**Data extract:**
.....

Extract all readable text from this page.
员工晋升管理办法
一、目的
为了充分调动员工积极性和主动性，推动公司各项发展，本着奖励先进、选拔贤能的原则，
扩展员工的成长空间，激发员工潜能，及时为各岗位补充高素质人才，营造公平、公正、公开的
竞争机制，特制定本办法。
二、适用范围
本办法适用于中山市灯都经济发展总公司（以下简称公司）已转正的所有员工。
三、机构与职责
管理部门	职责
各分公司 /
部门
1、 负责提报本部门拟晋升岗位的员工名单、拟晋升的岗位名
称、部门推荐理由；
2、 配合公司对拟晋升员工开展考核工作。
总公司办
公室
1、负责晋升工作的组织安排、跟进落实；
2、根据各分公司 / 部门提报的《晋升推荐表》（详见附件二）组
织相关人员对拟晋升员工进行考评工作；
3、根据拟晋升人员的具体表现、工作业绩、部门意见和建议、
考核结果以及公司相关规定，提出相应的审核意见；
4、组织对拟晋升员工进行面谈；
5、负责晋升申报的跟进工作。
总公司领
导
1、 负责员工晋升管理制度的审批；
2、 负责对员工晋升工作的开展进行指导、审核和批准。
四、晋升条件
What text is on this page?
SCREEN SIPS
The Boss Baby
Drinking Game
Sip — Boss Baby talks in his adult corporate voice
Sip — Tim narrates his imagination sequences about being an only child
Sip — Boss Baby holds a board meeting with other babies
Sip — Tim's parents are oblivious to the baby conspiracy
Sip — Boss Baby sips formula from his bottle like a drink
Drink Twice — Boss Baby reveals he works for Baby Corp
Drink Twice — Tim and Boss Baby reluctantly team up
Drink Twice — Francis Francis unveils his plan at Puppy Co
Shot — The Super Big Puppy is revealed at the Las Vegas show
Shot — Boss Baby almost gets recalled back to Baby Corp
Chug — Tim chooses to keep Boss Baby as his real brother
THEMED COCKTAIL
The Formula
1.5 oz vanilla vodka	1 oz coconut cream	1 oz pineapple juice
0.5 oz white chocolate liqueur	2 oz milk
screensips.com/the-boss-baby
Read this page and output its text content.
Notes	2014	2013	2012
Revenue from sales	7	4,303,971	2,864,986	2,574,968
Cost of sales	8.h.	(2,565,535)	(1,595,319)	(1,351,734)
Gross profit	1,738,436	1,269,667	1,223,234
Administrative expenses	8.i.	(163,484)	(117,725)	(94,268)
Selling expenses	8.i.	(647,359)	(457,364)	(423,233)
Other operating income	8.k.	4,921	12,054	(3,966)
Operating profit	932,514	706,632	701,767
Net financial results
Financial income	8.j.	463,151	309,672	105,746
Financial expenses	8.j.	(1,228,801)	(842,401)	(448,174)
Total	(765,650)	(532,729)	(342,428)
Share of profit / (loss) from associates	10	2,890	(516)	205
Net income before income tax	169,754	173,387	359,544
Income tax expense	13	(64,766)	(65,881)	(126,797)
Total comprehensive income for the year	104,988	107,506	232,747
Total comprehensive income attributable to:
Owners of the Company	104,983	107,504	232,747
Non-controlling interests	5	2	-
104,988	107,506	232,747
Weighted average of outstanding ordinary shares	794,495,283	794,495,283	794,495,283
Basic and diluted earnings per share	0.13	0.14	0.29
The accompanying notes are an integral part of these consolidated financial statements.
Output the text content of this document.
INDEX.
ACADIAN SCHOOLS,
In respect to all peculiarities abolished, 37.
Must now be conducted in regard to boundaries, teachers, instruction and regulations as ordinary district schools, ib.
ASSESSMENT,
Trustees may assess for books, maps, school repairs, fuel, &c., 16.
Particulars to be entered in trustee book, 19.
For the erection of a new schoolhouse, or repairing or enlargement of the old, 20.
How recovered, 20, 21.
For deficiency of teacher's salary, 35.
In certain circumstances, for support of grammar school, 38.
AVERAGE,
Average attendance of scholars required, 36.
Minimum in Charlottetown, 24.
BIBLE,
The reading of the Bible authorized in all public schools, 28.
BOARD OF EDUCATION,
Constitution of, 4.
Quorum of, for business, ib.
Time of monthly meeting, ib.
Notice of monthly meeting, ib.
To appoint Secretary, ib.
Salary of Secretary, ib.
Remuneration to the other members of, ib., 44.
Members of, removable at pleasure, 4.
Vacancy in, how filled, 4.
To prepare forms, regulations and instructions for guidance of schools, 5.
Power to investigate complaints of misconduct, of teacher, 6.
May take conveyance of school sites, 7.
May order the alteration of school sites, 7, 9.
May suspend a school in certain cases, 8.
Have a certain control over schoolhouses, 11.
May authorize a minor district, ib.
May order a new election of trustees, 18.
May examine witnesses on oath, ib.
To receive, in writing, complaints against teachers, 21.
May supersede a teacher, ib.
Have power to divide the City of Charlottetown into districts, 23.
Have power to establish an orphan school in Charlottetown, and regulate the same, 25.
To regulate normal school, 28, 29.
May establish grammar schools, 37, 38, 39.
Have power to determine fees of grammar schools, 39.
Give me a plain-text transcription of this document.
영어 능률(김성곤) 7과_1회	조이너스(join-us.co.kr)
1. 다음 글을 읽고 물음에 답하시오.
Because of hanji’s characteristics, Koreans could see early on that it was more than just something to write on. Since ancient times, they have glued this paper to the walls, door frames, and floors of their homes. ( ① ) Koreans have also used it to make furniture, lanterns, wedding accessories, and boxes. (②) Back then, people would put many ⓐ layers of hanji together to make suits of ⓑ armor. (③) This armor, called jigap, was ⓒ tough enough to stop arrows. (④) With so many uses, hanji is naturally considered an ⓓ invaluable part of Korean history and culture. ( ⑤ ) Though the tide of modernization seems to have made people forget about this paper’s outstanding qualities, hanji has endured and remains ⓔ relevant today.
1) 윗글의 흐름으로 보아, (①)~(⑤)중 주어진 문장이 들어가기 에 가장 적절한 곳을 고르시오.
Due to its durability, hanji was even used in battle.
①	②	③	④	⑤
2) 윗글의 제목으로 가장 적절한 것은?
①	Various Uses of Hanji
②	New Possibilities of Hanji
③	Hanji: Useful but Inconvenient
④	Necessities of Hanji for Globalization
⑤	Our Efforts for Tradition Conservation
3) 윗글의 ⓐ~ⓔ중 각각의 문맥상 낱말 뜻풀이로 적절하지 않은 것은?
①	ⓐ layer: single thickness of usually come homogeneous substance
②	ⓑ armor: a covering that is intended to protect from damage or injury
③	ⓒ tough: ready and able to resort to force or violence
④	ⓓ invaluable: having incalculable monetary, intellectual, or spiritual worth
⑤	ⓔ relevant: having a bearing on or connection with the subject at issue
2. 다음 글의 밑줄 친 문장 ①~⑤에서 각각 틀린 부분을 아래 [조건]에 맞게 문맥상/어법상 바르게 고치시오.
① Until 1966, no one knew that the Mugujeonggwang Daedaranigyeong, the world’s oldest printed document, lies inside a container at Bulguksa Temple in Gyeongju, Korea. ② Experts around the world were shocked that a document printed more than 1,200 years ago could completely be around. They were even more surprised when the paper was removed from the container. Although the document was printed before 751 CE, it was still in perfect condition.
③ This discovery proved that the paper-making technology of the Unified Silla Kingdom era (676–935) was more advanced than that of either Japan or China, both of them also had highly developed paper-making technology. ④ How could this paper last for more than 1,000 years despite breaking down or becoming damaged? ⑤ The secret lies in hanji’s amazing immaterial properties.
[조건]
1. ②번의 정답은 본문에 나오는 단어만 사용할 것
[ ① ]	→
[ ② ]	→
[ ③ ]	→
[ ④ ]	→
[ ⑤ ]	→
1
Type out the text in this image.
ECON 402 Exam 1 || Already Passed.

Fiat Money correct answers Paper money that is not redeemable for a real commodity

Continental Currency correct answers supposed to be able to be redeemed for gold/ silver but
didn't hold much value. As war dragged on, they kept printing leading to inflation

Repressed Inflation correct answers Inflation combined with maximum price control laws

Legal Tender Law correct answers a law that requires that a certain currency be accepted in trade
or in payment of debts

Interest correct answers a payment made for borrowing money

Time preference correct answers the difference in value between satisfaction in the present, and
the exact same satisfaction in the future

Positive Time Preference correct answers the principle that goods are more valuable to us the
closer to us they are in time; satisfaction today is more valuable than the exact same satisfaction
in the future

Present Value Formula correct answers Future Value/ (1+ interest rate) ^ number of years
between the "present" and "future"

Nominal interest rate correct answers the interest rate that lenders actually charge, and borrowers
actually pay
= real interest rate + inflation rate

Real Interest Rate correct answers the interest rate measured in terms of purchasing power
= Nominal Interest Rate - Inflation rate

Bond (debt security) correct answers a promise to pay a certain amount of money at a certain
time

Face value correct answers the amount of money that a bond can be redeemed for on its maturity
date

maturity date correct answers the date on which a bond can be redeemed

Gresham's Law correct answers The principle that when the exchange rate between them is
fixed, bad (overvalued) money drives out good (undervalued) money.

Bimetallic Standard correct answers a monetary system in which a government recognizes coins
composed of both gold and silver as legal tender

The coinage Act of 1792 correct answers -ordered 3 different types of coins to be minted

.....

**To do:**
Gather up, from the records above, each line where the word "sites" appears.

**Answer for the task:**
May take conveyance of school sites, 7.
May order the alteration of school sites, 7, 9.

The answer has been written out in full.